START Records to process

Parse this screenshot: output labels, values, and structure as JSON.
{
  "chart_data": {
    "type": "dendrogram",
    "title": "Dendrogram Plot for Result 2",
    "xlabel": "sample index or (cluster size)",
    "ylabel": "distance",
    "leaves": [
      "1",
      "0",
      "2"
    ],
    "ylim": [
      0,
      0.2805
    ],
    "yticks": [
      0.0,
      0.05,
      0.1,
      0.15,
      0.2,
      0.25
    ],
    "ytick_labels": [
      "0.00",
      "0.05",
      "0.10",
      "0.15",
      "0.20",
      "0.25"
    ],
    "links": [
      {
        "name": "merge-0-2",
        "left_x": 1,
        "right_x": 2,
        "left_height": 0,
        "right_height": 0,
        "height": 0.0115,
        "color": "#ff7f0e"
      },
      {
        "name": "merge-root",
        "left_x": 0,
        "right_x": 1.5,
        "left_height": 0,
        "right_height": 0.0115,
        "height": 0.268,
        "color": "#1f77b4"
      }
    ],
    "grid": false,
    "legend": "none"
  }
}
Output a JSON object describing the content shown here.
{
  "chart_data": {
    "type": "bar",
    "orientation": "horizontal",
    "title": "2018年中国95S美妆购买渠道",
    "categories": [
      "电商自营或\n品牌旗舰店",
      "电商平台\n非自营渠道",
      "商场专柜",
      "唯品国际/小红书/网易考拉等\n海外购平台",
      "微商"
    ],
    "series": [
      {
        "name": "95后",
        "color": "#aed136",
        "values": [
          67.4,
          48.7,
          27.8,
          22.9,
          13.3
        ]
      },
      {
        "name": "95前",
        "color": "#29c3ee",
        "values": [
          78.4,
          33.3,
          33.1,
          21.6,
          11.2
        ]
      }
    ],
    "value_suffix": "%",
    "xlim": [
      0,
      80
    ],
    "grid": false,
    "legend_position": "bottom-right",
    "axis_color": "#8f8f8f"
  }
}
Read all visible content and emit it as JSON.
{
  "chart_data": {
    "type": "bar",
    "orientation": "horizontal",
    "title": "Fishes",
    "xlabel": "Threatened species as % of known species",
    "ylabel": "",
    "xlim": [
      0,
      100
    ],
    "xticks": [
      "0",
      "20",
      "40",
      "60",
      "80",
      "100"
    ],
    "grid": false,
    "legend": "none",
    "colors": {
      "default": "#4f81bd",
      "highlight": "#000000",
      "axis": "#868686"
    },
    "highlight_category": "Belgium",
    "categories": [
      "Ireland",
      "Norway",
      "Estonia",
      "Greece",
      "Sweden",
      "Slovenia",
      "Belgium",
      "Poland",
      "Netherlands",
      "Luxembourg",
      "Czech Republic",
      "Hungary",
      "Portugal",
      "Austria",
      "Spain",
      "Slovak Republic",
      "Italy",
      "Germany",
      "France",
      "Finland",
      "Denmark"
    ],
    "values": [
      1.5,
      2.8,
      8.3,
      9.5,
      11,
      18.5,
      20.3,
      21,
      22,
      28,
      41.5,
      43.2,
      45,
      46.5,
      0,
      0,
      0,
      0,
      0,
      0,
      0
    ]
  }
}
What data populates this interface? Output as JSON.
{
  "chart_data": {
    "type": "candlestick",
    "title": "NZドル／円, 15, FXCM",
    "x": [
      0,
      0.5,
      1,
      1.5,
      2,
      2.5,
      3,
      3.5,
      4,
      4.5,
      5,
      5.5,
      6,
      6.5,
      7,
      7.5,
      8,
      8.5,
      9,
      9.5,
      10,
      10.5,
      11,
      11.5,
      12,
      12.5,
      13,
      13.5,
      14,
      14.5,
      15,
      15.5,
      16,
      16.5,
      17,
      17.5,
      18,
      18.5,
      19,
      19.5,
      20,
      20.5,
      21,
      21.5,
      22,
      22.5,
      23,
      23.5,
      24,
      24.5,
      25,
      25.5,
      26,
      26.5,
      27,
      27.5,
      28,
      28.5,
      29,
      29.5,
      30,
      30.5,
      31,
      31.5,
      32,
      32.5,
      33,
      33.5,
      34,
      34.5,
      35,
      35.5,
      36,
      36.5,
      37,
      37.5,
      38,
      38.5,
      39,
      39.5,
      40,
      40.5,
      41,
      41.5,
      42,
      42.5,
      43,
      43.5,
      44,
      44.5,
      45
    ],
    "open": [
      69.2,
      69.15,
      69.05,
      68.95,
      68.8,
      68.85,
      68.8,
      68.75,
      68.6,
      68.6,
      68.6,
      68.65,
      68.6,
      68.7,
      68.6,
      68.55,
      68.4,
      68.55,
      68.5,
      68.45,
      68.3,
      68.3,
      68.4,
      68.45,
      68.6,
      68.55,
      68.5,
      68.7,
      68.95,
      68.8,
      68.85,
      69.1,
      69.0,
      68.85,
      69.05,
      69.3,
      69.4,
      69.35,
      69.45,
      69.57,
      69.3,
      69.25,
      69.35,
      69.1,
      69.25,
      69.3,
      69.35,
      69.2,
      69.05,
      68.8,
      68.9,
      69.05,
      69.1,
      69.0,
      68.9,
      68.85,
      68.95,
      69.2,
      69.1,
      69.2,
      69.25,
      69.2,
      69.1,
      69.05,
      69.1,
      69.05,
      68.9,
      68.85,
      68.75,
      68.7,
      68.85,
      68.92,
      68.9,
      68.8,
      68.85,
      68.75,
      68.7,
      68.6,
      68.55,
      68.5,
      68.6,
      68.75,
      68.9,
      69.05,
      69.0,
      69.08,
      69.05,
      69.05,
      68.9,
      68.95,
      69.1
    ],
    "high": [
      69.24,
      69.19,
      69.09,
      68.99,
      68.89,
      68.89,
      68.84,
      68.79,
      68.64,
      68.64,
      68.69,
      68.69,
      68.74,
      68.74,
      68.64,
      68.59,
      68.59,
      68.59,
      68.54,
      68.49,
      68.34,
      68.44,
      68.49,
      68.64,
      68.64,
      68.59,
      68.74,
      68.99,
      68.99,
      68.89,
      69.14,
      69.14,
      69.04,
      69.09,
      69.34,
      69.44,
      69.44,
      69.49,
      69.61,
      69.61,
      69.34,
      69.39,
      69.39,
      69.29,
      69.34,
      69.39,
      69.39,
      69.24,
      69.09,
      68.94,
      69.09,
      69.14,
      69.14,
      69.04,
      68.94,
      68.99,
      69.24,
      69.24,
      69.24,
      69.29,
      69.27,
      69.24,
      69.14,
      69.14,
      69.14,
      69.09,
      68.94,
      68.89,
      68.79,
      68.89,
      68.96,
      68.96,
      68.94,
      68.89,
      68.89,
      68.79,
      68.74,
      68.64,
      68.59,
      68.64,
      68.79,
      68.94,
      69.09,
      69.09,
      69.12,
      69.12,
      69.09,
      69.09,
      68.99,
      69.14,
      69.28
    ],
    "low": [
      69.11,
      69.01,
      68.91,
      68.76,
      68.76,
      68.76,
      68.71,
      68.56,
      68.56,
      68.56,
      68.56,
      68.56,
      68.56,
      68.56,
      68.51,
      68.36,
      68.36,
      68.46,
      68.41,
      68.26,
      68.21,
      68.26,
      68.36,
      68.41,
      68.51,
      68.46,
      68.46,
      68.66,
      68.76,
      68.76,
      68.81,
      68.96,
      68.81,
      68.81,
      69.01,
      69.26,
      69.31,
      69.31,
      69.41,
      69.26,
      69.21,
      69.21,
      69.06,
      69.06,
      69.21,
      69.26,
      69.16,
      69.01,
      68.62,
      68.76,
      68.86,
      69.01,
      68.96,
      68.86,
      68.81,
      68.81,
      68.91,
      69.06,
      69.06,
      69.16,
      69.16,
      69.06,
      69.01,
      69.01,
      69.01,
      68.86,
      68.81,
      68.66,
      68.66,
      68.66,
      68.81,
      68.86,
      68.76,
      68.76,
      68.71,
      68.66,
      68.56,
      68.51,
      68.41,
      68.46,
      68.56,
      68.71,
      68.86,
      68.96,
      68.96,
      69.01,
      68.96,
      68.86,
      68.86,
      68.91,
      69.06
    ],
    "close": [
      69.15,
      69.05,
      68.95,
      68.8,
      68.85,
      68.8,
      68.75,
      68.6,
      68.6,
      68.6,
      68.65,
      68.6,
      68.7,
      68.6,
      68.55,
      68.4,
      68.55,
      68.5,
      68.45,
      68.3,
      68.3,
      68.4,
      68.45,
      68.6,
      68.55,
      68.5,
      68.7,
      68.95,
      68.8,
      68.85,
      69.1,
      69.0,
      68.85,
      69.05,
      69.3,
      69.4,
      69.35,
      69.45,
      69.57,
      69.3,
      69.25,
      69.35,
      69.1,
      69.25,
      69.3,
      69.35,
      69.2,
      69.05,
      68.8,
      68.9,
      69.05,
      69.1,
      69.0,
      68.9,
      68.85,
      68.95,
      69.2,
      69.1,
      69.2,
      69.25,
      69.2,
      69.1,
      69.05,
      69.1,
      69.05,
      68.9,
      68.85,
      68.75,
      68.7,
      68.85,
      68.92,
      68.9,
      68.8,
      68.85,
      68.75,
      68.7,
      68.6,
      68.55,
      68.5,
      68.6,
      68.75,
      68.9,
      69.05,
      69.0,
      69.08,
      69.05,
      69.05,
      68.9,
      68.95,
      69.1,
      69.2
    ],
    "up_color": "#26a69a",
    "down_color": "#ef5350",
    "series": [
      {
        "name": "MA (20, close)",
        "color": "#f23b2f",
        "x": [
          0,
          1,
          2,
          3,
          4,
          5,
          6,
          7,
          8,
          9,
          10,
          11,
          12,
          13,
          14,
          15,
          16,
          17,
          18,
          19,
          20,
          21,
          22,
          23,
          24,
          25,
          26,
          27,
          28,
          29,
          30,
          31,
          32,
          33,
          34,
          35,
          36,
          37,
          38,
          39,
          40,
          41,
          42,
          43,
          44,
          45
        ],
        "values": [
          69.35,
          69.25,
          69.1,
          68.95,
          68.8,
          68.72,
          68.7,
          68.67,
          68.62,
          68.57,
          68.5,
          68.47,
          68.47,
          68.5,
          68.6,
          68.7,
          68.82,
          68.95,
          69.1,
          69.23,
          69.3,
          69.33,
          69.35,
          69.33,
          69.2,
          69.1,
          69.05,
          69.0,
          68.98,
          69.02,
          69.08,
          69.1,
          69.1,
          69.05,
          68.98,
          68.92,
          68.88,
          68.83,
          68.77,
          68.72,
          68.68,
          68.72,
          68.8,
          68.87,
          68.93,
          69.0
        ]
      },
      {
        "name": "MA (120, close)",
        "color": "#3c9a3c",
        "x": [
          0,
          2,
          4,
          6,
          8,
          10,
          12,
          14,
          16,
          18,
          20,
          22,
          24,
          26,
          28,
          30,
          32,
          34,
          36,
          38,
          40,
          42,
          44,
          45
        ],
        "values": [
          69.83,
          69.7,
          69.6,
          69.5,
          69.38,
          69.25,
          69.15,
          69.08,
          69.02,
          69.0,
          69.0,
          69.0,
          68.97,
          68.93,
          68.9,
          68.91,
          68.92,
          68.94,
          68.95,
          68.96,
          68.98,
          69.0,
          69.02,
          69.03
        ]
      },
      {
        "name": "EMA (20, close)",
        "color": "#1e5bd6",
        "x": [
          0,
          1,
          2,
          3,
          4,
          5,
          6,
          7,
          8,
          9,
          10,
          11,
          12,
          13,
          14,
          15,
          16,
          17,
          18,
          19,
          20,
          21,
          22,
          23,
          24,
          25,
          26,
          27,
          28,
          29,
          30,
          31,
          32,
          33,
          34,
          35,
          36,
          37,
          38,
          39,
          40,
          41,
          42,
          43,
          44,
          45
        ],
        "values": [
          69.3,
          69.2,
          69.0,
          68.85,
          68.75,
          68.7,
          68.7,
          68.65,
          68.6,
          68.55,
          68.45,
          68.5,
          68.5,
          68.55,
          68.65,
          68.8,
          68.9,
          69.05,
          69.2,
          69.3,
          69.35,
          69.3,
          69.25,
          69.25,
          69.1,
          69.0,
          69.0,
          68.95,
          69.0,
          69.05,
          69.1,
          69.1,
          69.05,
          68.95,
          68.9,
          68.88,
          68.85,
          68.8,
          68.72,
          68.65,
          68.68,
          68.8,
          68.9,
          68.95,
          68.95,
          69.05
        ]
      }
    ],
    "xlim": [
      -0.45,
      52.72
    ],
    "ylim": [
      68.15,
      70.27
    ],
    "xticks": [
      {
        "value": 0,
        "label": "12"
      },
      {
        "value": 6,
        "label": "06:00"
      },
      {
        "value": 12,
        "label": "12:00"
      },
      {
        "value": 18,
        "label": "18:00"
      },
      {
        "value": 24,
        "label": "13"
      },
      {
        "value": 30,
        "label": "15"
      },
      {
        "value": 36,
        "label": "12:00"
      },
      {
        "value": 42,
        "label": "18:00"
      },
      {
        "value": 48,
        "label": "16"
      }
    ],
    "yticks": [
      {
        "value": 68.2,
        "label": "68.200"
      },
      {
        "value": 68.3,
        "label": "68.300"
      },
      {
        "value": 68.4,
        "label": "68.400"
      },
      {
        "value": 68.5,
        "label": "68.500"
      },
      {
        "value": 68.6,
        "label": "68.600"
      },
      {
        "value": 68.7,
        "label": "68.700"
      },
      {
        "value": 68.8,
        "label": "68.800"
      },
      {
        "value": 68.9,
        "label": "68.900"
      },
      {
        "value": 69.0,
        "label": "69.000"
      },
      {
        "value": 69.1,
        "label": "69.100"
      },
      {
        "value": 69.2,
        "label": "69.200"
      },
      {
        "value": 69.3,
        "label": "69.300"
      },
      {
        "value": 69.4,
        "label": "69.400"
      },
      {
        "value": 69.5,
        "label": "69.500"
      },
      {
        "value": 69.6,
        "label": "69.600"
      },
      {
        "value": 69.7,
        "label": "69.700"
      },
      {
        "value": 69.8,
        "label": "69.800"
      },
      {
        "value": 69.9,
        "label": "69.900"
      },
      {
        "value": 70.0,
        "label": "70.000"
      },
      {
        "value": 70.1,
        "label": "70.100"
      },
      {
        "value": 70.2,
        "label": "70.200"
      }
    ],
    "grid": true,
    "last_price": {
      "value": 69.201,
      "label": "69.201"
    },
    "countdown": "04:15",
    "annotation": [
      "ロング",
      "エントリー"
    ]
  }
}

END Records to process

### What the task requires:
In the records above, locate each line with the word "JSON". Copy all such lines.

### Correct result:
Parse this screenshot: output labels, values, and structure as JSON.
Output a JSON object describing the content shown here.
Read all visible content and emit it as JSON.
What data populates this interface? Output as JSON.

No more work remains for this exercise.